──────── Source data

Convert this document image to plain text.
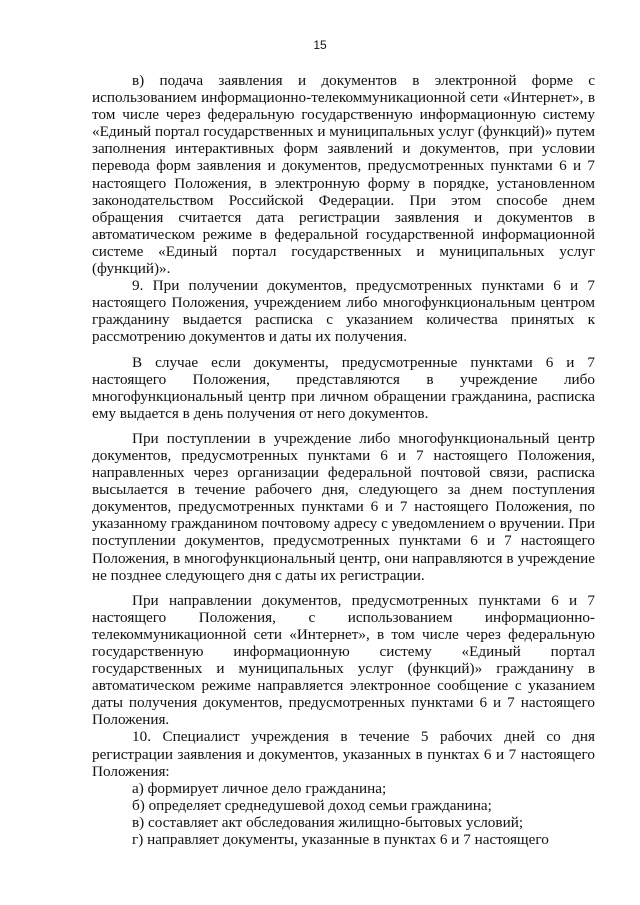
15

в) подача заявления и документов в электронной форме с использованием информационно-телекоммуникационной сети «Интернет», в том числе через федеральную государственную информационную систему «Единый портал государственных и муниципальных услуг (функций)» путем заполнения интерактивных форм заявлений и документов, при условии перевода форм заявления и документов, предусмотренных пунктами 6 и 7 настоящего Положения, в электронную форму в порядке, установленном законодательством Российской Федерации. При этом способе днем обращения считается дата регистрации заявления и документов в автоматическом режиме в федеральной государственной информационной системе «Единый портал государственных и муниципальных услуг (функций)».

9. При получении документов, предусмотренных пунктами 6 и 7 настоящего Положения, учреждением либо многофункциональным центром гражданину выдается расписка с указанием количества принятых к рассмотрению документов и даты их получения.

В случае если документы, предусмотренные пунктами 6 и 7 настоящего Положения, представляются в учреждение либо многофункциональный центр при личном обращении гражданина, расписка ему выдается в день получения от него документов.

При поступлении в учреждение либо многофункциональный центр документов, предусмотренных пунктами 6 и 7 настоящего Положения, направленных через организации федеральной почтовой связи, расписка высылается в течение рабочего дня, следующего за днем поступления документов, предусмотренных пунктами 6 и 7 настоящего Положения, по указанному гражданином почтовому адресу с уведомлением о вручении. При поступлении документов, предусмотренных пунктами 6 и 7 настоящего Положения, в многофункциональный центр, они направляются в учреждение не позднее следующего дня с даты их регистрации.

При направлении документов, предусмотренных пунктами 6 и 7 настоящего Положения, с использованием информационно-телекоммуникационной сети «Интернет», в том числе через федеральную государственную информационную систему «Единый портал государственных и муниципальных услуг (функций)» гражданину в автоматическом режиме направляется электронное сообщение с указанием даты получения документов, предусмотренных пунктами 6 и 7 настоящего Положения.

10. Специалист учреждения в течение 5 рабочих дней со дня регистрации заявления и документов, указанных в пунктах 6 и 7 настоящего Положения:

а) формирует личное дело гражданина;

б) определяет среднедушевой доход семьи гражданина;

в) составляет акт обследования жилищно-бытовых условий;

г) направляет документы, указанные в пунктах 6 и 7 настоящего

────────────────

• **The task**: Return all of the entries exactly as written, but drop any pictures they hold.

• **Answer for this exercise**:
Convert this document image to plain text.
15

в) подача заявления и документов в электронной форме с использованием информационно-телекоммуникационной сети «Интернет», в том числе через федеральную государственную информационную систему «Единый портал государственных и муниципальных услуг (функций)» путем заполнения интерактивных форм заявлений и документов, при условии перевода форм заявления и документов, предусмотренных пунктами 6 и 7 настоящего Положения, в электронную форму в порядке, установленном законодательством Российской Федерации. При этом способе днем обращения считается дата регистрации заявления и документов в автоматическом режиме в федеральной государственной информационной системе «Единый портал государственных и муниципальных услуг (функций)».

9. При получении документов, предусмотренных пунктами 6 и 7 настоящего Положения, учреждением либо многофункциональным центром гражданину выдается расписка с указанием количества принятых к рассмотрению документов и даты их получения.

В случае если документы, предусмотренные пунктами 6 и 7 настоящего Положения, представляются в учреждение либо многофункциональный центр при личном обращении гражданина, расписка ему выдается в день получения от него документов.

При поступлении в учреждение либо многофункциональный центр документов, предусмотренных пунктами 6 и 7 настоящего Положения, направленных через организации федеральной почтовой связи, расписка высылается в течение рабочего дня, следующего за днем поступления документов, предусмотренных пунктами 6 и 7 настоящего Положения, по указанному гражданином почтовому адресу с уведомлением о вручении. При поступлении документов, предусмотренных пунктами 6 и 7 настоящего Положения, в многофункциональный центр, они направляются в учреждение не позднее следующего дня с даты их регистрации.

При направлении документов, предусмотренных пунктами 6 и 7 настоящего Положения, с использованием информационно-телекоммуникационной сети «Интернет», в том числе через федеральную государственную информационную систему «Единый портал государственных и муниципальных услуг (функций)» гражданину в автоматическом режиме направляется электронное сообщение с указанием даты получения документов, предусмотренных пунктами 6 и 7 настоящего Положения.

10. Специалист учреждения в течение 5 рабочих дней со дня регистрации заявления и документов, указанных в пунктах 6 и 7 настоящего Положения:

а) формирует личное дело гражданина;

б) определяет среднедушевой доход семьи гражданина;

в) составляет акт обследования жилищно-бытовых условий;

г) направляет документы, указанные в пунктах 6 и 7 настоящего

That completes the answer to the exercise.